[Stored entries]
━━━━━━━━━━━━━━━━
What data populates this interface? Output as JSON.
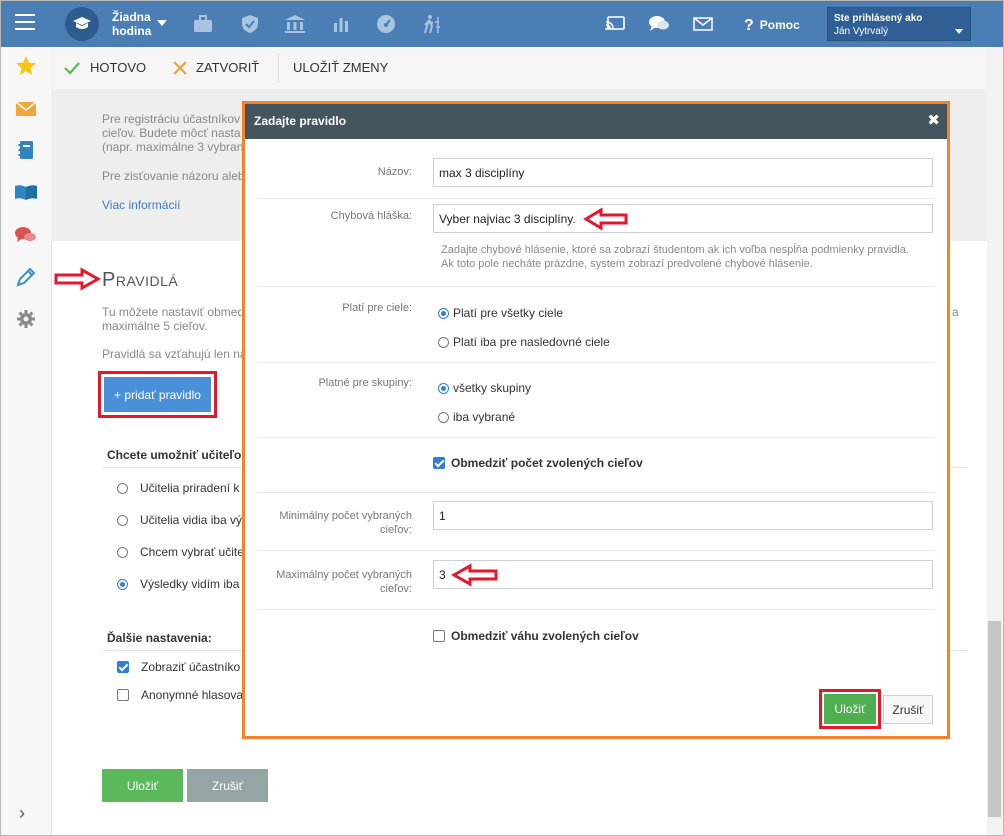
{
  "topbar": {
    "hodina_line1": "Žiadna",
    "hodina_line2": "hodina",
    "help_label": "Pomoc",
    "user_label": "Ste prihlásený ako",
    "user_name": "Ján Vytrvalý"
  },
  "toolbar": {
    "done_label": "HOTOVO",
    "close_label": "ZATVORIŤ",
    "save_changes_label": "ULOŽIŤ ZMENY"
  },
  "background": {
    "reg_text_1": "Pre registráciu účastníkov",
    "reg_text_2": "cieľov. Budete môcť nasta",
    "reg_text_3": "(napr. maximálne 3 vybran",
    "opinion_text": "Pre zisťovanie názoru aleb",
    "more_info_link": "Viac informácií",
    "rules_title": "Pravidlá",
    "rules_desc_1": "Tu môžete nastaviť obmed",
    "rules_desc_2": "maximálne 5 cieľov.",
    "rules_desc_right": "a",
    "rules_apply": "Pravidlá sa vzťahujú len na",
    "add_rule_button": "+ pridať pravidlo",
    "teachers_question": "Chcete umožniť učiteľo",
    "teacher_options": [
      "Učitelia priradení k",
      "Učitelia vidia iba vý",
      "Chcem vybrať učite",
      "Výsledky vidím iba"
    ],
    "other_settings": "Ďalšie nastavenia:",
    "other_options": [
      "Zobraziť účastníko",
      "Anonymné hlasova"
    ],
    "save_button": "Uložiť",
    "cancel_button": "Zrušiť"
  },
  "modal": {
    "title": "Zadajte pravidlo",
    "name_label": "Názov:",
    "name_value": "max 3 disciplíny",
    "error_label": "Chybová hláška:",
    "error_value": "Vyber najviac 3 disciplíny.",
    "error_hint": "Zadajte chybové hlásenie, ktoré sa zobrazí študentom ak ich voľba nespĺňa podmienky pravidla. Ak toto pole necháte prázdne, system zobrazí predvolené chybové hlásenie.",
    "goals_label": "Platí pre ciele:",
    "goals_all": "Platí pre všetky ciele",
    "goals_specific": "Platí iba pre nasledovné ciele",
    "groups_label": "Platné pre skupiny:",
    "groups_all": "všetky skupiny",
    "groups_selected": "iba vybrané",
    "limit_count_label": "Obmedziť počet zvolených cieľov",
    "min_label": "Minimálny počet vybraných cieľov:",
    "min_value": "1",
    "max_label": "Maximálny počet vybraných cieľov:",
    "max_value": "3",
    "limit_weight_label": "Obmedziť váhu zvolených cieľov",
    "save_button": "Uložiť",
    "cancel_button": "Zrušiť"
  },
  "colors": {
    "topbar": "#4a7eb5",
    "modal_header": "#44555e",
    "modal_border": "#f5822a",
    "annotation_red": "#e3182c",
    "primary_button": "#4a90d9",
    "success_button": "#5cb85c"
  }
}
━━━━━━━━━━━━━━━━
## SHORT PROBLEM
Go through the data above and transcribe it in full, omitting any image.

## RESULT OF THE TASK
What data populates this interface? Output as JSON.
{
  "topbar": {
    "hodina_line1": "Žiadna",
    "hodina_line2": "hodina",
    "help_label": "Pomoc",
    "user_label": "Ste prihlásený ako",
    "user_name": "Ján Vytrvalý"
  },
  "toolbar": {
    "done_label": "HOTOVO",
    "close_label": "ZATVORIŤ",
    "save_changes_label": "ULOŽIŤ ZMENY"
  },
  "background": {
    "reg_text_1": "Pre registráciu účastníkov",
    "reg_text_2": "cieľov. Budete môcť nasta",
    "reg_text_3": "(napr. maximálne 3 vybran",
    "opinion_text": "Pre zisťovanie názoru aleb",
    "more_info_link": "Viac informácií",
    "rules_title": "Pravidlá",
    "rules_desc_1": "Tu môžete nastaviť obmed",
    "rules_desc_2": "maximálne 5 cieľov.",
    "rules_desc_right": "a",
    "rules_apply": "Pravidlá sa vzťahujú len na",
    "add_rule_button": "+ pridať pravidlo",
    "teachers_question": "Chcete umožniť učiteľo",
    "teacher_options": [
      "Učitelia priradení k",
      "Učitelia vidia iba vý",
      "Chcem vybrať učite",
      "Výsledky vidím iba"
    ],
    "other_settings": "Ďalšie nastavenia:",
    "other_options": [
      "Zobraziť účastníko",
      "Anonymné hlasova"
    ],
    "save_button": "Uložiť",
    "cancel_button": "Zrušiť"
  },
  "modal": {
    "title": "Zadajte pravidlo",
    "name_label": "Názov:",
    "name_value": "max 3 disciplíny",
    "error_label": "Chybová hláška:",
    "error_value": "Vyber najviac 3 disciplíny.",
    "error_hint": "Zadajte chybové hlásenie, ktoré sa zobrazí študentom ak ich voľba nespĺňa podmienky pravidla. Ak toto pole necháte prázdne, system zobrazí predvolené chybové hlásenie.",
    "goals_label": "Platí pre ciele:",
    "goals_all": "Platí pre všetky ciele",
    "goals_specific": "Platí iba pre nasledovné ciele",
    "groups_label": "Platné pre skupiny:",
    "groups_all": "všetky skupiny",
    "groups_selected": "iba vybrané",
    "limit_count_label": "Obmedziť počet zvolených cieľov",
    "min_label": "Minimálny počet vybraných cieľov:",
    "min_value": "1",
    "max_label": "Maximálny počet vybraných cieľov:",
    "max_value": "3",
    "limit_weight_label": "Obmedziť váhu zvolených cieľov",
    "save_button": "Uložiť",
    "cancel_button": "Zrušiť"
  },
  "colors": {
    "topbar": "#4a7eb5",
    "modal_header": "#44555e",
    "modal_border": "#f5822a",
    "annotation_red": "#e3182c",
    "primary_button": "#4a90d9",
    "success_button": "#5cb85c"
  }
}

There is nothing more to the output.